Images should be left out, and everything else in the listing reproduced exactly.
* begin *
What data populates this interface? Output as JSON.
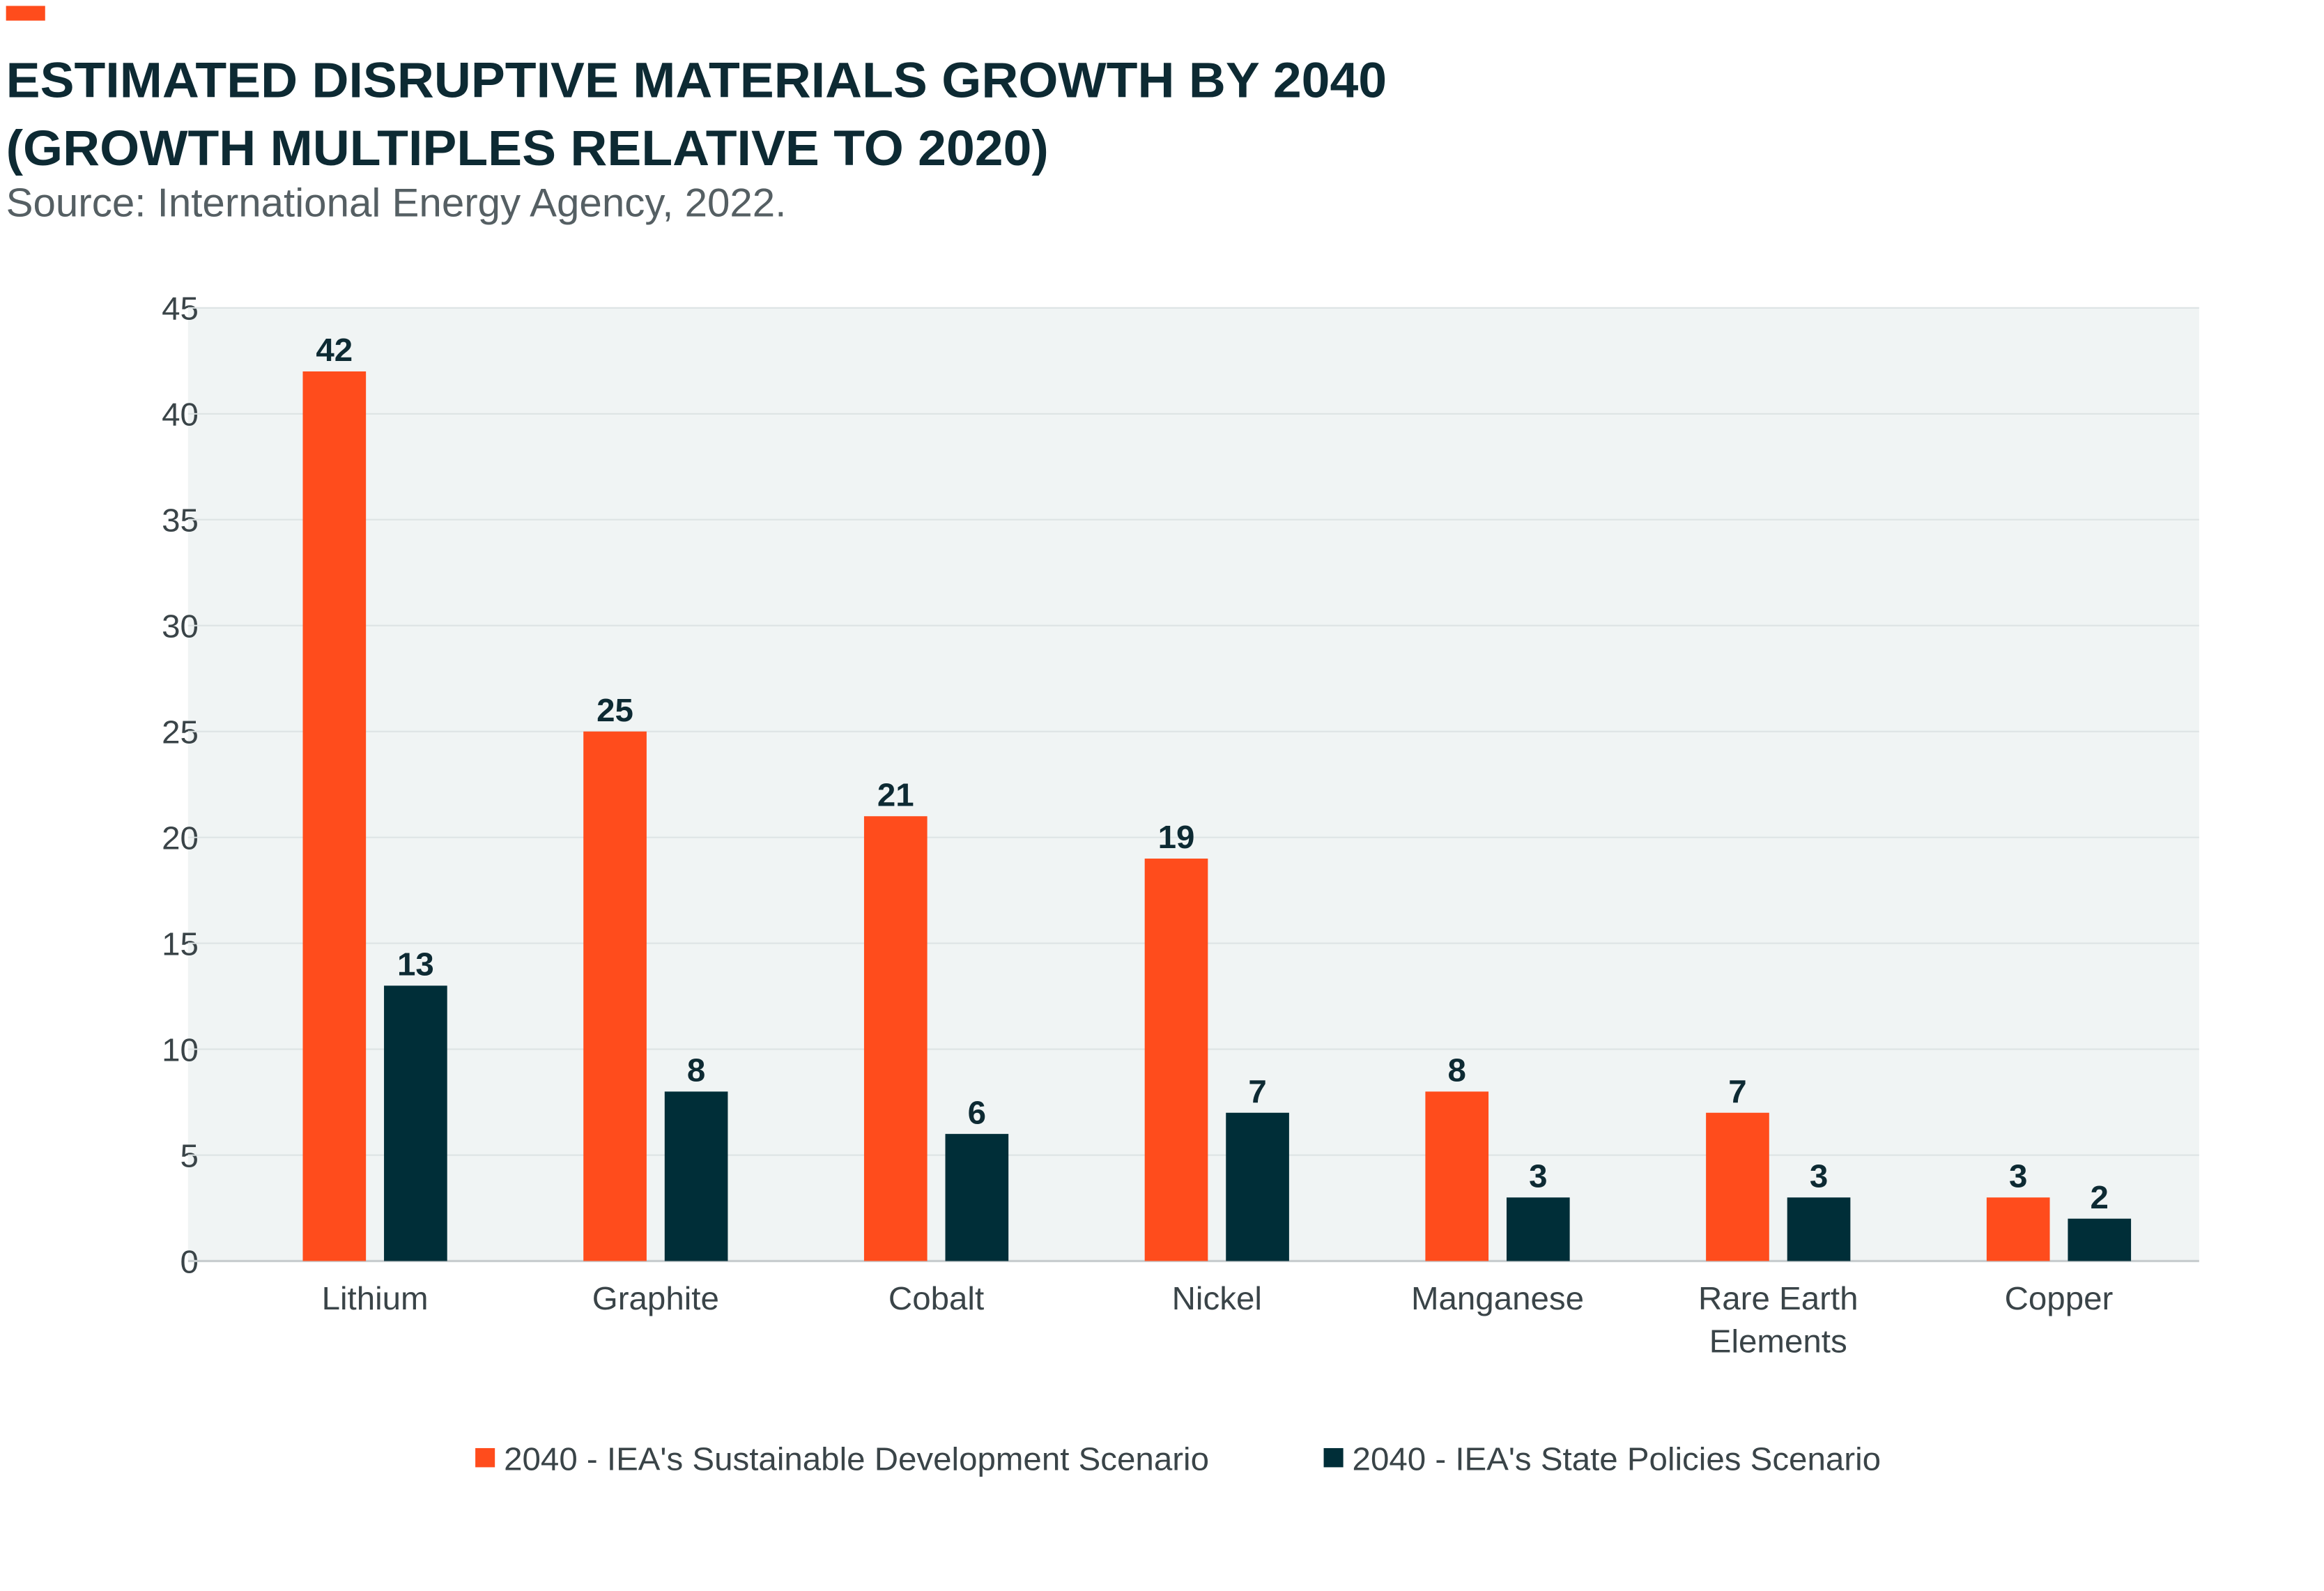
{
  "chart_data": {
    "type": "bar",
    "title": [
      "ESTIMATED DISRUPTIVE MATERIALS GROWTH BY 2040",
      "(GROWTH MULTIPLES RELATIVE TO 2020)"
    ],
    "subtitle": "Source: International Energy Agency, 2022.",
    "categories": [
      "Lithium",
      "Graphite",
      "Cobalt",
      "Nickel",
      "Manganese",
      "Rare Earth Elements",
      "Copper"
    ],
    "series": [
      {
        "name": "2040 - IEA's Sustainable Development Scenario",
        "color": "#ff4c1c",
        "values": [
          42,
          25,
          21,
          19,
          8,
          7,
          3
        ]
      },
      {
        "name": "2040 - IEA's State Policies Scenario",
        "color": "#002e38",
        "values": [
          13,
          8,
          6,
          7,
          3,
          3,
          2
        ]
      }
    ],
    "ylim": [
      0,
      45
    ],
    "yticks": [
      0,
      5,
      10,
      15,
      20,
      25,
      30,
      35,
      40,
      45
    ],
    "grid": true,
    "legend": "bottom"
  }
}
* end *
> [Result]:
What data populates this interface? Output as JSON.
{
  "chart_data": {
    "type": "bar",
    "title": [
      "ESTIMATED DISRUPTIVE MATERIALS GROWTH BY 2040",
      "(GROWTH MULTIPLES RELATIVE TO 2020)"
    ],
    "subtitle": "Source: International Energy Agency, 2022.",
    "categories": [
      "Lithium",
      "Graphite",
      "Cobalt",
      "Nickel",
      "Manganese",
      "Rare Earth Elements",
      "Copper"
    ],
    "series": [
      {
        "name": "2040 - IEA's Sustainable Development Scenario",
        "color": "#ff4c1c",
        "values": [
          42,
          25,
          21,
          19,
          8,
          7,
          3
        ]
      },
      {
        "name": "2040 - IEA's State Policies Scenario",
        "color": "#002e38",
        "values": [
          13,
          8,
          6,
          7,
          3,
          3,
          2
        ]
      }
    ],
    "ylim": [
      0,
      45
    ],
    "yticks": [
      0,
      5,
      10,
      15,
      20,
      25,
      30,
      35,
      40,
      45
    ],
    "grid": true,
    "legend": "bottom"
  }
}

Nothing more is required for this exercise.